**Exercise requirements**
What follows is a listing; give it again exactly, in its entirety.
━━━━━━
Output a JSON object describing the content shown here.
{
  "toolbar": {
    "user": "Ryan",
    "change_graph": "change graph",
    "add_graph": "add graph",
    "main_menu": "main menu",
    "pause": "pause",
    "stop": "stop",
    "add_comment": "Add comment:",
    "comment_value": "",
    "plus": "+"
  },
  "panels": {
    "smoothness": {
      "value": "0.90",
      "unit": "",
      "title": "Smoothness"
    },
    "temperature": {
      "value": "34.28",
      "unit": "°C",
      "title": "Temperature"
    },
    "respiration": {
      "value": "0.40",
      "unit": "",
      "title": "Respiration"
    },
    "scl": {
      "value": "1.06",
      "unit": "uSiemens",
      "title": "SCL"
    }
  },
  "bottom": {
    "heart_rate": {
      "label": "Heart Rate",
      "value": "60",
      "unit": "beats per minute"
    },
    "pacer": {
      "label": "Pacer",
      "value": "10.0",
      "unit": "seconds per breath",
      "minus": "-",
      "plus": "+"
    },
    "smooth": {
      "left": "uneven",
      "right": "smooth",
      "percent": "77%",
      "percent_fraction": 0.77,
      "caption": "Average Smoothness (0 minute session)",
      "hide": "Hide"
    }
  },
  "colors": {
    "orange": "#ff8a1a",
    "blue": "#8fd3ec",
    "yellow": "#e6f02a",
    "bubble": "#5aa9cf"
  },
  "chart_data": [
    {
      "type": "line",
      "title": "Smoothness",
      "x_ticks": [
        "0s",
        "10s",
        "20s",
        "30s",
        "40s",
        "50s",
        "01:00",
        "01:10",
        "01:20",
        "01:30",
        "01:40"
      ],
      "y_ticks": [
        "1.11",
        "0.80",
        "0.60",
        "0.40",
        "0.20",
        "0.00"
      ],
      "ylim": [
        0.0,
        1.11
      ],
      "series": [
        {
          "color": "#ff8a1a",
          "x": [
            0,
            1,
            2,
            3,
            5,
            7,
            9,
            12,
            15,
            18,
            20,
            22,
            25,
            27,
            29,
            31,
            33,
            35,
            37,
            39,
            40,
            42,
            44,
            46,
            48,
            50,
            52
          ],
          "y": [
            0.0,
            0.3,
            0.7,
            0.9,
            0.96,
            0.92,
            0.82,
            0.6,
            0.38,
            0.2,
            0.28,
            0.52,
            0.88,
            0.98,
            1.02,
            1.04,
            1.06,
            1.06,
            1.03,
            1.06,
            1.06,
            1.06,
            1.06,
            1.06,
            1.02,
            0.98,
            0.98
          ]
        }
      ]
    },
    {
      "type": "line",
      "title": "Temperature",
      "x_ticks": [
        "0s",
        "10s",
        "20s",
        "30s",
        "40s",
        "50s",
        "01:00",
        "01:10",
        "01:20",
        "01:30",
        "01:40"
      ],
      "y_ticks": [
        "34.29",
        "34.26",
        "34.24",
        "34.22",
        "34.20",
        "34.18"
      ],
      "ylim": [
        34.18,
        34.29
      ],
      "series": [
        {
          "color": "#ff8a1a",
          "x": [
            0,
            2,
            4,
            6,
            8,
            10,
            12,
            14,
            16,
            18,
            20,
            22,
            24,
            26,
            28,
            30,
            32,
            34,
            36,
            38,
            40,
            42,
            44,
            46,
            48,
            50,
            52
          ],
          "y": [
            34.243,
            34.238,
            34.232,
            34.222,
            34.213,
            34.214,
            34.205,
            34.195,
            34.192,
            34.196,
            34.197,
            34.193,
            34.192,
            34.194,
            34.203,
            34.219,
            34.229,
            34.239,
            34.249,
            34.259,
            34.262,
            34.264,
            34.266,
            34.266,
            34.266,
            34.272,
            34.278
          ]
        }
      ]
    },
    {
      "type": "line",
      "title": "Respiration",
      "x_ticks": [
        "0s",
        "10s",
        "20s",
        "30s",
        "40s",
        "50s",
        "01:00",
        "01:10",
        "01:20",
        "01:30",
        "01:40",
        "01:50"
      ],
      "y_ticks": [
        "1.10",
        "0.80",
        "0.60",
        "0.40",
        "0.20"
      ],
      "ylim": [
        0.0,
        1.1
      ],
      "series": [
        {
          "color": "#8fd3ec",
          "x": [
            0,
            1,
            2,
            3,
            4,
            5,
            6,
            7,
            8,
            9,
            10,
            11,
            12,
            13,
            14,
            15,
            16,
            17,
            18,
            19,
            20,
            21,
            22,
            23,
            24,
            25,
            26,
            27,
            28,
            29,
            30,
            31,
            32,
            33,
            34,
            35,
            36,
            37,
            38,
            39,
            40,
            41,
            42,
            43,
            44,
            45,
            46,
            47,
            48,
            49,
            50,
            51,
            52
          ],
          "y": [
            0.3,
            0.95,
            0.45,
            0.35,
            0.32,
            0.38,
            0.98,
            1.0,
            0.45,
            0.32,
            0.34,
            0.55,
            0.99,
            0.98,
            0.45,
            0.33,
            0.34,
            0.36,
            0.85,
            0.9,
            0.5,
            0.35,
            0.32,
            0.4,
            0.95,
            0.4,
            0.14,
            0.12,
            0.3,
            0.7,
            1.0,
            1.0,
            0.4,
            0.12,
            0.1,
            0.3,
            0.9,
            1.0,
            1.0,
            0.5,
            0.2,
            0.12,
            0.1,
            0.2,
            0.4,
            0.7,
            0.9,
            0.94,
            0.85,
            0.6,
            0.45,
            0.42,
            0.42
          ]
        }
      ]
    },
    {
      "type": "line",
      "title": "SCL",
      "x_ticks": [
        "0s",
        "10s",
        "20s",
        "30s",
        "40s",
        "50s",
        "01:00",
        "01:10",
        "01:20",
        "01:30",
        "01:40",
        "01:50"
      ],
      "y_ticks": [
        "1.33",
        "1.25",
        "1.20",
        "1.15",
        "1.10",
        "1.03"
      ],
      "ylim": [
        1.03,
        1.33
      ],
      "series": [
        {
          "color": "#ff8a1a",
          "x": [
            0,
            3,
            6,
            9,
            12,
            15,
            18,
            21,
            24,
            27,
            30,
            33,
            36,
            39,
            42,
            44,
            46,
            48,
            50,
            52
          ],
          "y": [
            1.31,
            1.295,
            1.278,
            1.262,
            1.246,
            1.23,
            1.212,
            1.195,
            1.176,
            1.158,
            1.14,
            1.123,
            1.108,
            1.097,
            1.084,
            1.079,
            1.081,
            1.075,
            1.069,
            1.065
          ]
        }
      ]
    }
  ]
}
━━━━━━
**Exercise output**
Output a JSON object describing the content shown here.
{
  "toolbar": {
    "user": "Ryan",
    "change_graph": "change graph",
    "add_graph": "add graph",
    "main_menu": "main menu",
    "pause": "pause",
    "stop": "stop",
    "add_comment": "Add comment:",
    "comment_value": "",
    "plus": "+"
  },
  "panels": {
    "smoothness": {
      "value": "0.90",
      "unit": "",
      "title": "Smoothness"
    },
    "temperature": {
      "value": "34.28",
      "unit": "°C",
      "title": "Temperature"
    },
    "respiration": {
      "value": "0.40",
      "unit": "",
      "title": "Respiration"
    },
    "scl": {
      "value": "1.06",
      "unit": "uSiemens",
      "title": "SCL"
    }
  },
  "bottom": {
    "heart_rate": {
      "label": "Heart Rate",
      "value": "60",
      "unit": "beats per minute"
    },
    "pacer": {
      "label": "Pacer",
      "value": "10.0",
      "unit": "seconds per breath",
      "minus": "-",
      "plus": "+"
    },
    "smooth": {
      "left": "uneven",
      "right": "smooth",
      "percent": "77%",
      "percent_fraction": 0.77,
      "caption": "Average Smoothness (0 minute session)",
      "hide": "Hide"
    }
  },
  "colors": {
    "orange": "#ff8a1a",
    "blue": "#8fd3ec",
    "yellow": "#e6f02a",
    "bubble": "#5aa9cf"
  },
  "chart_data": [
    {
      "type": "line",
      "title": "Smoothness",
      "x_ticks": [
        "0s",
        "10s",
        "20s",
        "30s",
        "40s",
        "50s",
        "01:00",
        "01:10",
        "01:20",
        "01:30",
        "01:40"
      ],
      "y_ticks": [
        "1.11",
        "0.80",
        "0.60",
        "0.40",
        "0.20",
        "0.00"
      ],
      "ylim": [
        0.0,
        1.11
      ],
      "series": [
        {
          "color": "#ff8a1a",
          "x": [
            0,
            1,
            2,
            3,
            5,
            7,
            9,
            12,
            15,
            18,
            20,
            22,
            25,
            27,
            29,
            31,
            33,
            35,
            37,
            39,
            40,
            42,
            44,
            46,
            48,
            50,
            52
          ],
          "y": [
            0.0,
            0.3,
            0.7,
            0.9,
            0.96,
            0.92,
            0.82,
            0.6,
            0.38,
            0.2,
            0.28,
            0.52,
            0.88,
            0.98,
            1.02,
            1.04,
            1.06,
            1.06,
            1.03,
            1.06,
            1.06,
            1.06,
            1.06,
            1.06,
            1.02,
            0.98,
            0.98
          ]
        }
      ]
    },
    {
      "type": "line",
      "title": "Temperature",
      "x_ticks": [
        "0s",
        "10s",
        "20s",
        "30s",
        "40s",
        "50s",
        "01:00",
        "01:10",
        "01:20",
        "01:30",
        "01:40"
      ],
      "y_ticks": [
        "34.29",
        "34.26",
        "34.24",
        "34.22",
        "34.20",
        "34.18"
      ],
      "ylim": [
        34.18,
        34.29
      ],
      "series": [
        {
          "color": "#ff8a1a",
          "x": [
            0,
            2,
            4,
            6,
            8,
            10,
            12,
            14,
            16,
            18,
            20,
            22,
            24,
            26,
            28,
            30,
            32,
            34,
            36,
            38,
            40,
            42,
            44,
            46,
            48,
            50,
            52
          ],
          "y": [
            34.243,
            34.238,
            34.232,
            34.222,
            34.213,
            34.214,
            34.205,
            34.195,
            34.192,
            34.196,
            34.197,
            34.193,
            34.192,
            34.194,
            34.203,
            34.219,
            34.229,
            34.239,
            34.249,
            34.259,
            34.262,
            34.264,
            34.266,
            34.266,
            34.266,
            34.272,
            34.278
          ]
        }
      ]
    },
    {
      "type": "line",
      "title": "Respiration",
      "x_ticks": [
        "0s",
        "10s",
        "20s",
        "30s",
        "40s",
        "50s",
        "01:00",
        "01:10",
        "01:20",
        "01:30",
        "01:40",
        "01:50"
      ],
      "y_ticks": [
        "1.10",
        "0.80",
        "0.60",
        "0.40",
        "0.20"
      ],
      "ylim": [
        0.0,
        1.1
      ],
      "series": [
        {
          "color": "#8fd3ec",
          "x": [
            0,
            1,
            2,
            3,
            4,
            5,
            6,
            7,
            8,
            9,
            10,
            11,
            12,
            13,
            14,
            15,
            16,
            17,
            18,
            19,
            20,
            21,
            22,
            23,
            24,
            25,
            26,
            27,
            28,
            29,
            30,
            31,
            32,
            33,
            34,
            35,
            36,
            37,
            38,
            39,
            40,
            41,
            42,
            43,
            44,
            45,
            46,
            47,
            48,
            49,
            50,
            51,
            52
          ],
          "y": [
            0.3,
            0.95,
            0.45,
            0.35,
            0.32,
            0.38,
            0.98,
            1.0,
            0.45,
            0.32,
            0.34,
            0.55,
            0.99,
            0.98,
            0.45,
            0.33,
            0.34,
            0.36,
            0.85,
            0.9,
            0.5,
            0.35,
            0.32,
            0.4,
            0.95,
            0.4,
            0.14,
            0.12,
            0.3,
            0.7,
            1.0,
            1.0,
            0.4,
            0.12,
            0.1,
            0.3,
            0.9,
            1.0,
            1.0,
            0.5,
            0.2,
            0.12,
            0.1,
            0.2,
            0.4,
            0.7,
            0.9,
            0.94,
            0.85,
            0.6,
            0.45,
            0.42,
            0.42
          ]
        }
      ]
    },
    {
      "type": "line",
      "title": "SCL",
      "x_ticks": [
        "0s",
        "10s",
        "20s",
        "30s",
        "40s",
        "50s",
        "01:00",
        "01:10",
        "01:20",
        "01:30",
        "01:40",
        "01:50"
      ],
      "y_ticks": [
        "1.33",
        "1.25",
        "1.20",
        "1.15",
        "1.10",
        "1.03"
      ],
      "ylim": [
        1.03,
        1.33
      ],
      "series": [
        {
          "color": "#ff8a1a",
          "x": [
            0,
            3,
            6,
            9,
            12,
            15,
            18,
            21,
            24,
            27,
            30,
            33,
            36,
            39,
            42,
            44,
            46,
            48,
            50,
            52
          ],
          "y": [
            1.31,
            1.295,
            1.278,
            1.262,
            1.246,
            1.23,
            1.212,
            1.195,
            1.176,
            1.158,
            1.14,
            1.123,
            1.108,
            1.097,
            1.084,
            1.079,
            1.081,
            1.075,
            1.069,
            1.065
          ]
        }
      ]
    }
  ]
}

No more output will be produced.